[Collected data]
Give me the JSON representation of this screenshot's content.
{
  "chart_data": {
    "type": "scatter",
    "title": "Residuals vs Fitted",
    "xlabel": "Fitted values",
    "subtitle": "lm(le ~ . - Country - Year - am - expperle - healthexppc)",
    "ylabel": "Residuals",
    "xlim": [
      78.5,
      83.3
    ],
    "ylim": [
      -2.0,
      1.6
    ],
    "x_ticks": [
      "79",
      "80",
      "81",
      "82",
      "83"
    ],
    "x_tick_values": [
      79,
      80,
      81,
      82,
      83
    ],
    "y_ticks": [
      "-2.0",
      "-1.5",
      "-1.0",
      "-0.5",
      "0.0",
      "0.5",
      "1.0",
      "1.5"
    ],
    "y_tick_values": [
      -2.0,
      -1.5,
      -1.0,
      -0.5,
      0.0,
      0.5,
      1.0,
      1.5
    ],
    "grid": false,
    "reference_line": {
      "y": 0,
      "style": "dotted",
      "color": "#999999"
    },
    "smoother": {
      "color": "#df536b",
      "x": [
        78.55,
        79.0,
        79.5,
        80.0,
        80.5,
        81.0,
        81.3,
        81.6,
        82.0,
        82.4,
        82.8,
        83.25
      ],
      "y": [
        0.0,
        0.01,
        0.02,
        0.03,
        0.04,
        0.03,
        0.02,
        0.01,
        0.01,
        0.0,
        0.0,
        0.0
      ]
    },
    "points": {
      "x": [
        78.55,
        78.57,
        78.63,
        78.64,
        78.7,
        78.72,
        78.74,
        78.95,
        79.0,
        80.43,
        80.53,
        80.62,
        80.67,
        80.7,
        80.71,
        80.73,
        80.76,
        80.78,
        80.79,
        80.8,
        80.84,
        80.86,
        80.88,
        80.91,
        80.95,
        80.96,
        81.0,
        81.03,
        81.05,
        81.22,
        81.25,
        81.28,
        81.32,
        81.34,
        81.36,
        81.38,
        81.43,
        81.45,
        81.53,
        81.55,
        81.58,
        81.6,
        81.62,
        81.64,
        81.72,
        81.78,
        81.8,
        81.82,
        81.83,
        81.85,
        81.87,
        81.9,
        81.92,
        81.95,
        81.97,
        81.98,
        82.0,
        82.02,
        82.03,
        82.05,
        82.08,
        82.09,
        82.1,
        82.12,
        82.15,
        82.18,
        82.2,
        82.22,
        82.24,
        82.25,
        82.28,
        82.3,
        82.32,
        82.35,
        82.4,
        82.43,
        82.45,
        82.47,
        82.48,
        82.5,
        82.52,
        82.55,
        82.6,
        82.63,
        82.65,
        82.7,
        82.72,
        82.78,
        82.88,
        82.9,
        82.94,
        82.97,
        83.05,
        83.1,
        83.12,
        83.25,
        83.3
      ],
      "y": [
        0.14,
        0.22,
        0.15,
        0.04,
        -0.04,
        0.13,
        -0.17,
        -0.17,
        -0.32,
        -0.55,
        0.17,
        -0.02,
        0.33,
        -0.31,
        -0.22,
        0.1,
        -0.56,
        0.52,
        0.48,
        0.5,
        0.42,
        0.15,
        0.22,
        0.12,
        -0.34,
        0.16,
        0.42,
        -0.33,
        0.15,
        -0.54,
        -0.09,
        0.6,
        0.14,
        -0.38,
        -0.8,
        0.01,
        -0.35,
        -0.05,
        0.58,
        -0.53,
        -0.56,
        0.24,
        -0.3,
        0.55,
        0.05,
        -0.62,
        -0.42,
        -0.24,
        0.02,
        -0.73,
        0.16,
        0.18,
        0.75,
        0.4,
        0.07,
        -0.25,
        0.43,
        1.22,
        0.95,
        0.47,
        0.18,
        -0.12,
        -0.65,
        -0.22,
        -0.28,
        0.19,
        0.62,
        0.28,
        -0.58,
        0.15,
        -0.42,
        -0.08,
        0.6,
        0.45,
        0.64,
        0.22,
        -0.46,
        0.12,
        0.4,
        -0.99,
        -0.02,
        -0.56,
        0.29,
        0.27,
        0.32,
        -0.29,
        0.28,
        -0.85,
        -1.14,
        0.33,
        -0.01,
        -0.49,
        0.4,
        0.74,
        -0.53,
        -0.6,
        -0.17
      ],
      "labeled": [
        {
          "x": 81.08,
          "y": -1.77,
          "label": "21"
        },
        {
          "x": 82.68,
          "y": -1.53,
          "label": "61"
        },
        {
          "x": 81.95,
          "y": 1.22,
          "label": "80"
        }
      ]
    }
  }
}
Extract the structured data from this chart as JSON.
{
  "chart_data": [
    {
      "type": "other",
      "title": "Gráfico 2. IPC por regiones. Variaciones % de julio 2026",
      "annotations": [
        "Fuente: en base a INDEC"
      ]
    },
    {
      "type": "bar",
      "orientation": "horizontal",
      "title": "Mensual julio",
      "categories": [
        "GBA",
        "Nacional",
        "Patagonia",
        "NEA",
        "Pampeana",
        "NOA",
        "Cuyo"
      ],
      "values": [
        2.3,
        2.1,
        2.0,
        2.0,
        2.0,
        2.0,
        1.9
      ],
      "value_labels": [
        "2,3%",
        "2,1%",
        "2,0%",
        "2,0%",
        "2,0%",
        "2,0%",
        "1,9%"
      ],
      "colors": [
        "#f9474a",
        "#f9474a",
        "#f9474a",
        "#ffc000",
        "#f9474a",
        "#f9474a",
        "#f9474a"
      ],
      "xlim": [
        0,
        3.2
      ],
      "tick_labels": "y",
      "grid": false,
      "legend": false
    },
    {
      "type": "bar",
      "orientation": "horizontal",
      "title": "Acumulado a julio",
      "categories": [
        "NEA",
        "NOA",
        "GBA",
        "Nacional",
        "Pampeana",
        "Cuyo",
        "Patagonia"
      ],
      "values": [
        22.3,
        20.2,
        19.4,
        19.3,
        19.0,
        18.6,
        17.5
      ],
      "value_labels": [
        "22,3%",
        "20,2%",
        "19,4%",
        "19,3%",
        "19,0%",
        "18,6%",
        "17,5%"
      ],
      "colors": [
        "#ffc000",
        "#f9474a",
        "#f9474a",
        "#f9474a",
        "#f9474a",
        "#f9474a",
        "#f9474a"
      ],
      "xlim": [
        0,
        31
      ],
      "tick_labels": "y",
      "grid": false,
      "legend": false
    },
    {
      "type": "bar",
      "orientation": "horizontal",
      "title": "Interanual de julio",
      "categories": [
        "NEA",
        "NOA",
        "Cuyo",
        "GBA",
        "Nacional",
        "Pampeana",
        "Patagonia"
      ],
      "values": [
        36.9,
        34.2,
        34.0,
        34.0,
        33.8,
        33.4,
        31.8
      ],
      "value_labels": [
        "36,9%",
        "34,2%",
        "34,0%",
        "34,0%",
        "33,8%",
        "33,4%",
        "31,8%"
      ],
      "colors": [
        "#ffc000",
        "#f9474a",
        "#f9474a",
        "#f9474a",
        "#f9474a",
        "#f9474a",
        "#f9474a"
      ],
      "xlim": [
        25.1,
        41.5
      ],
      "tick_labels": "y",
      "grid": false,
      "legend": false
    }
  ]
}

(Exercise) Read the data above. Pull out each line in which the string "julio" appears.

(Written solution)
      "title": "Gráfico 2. IPC por regiones. Variaciones % de julio 2026",
      "title": "Mensual julio",
      "title": "Acumulado a julio",
      "title": "Interanual de julio",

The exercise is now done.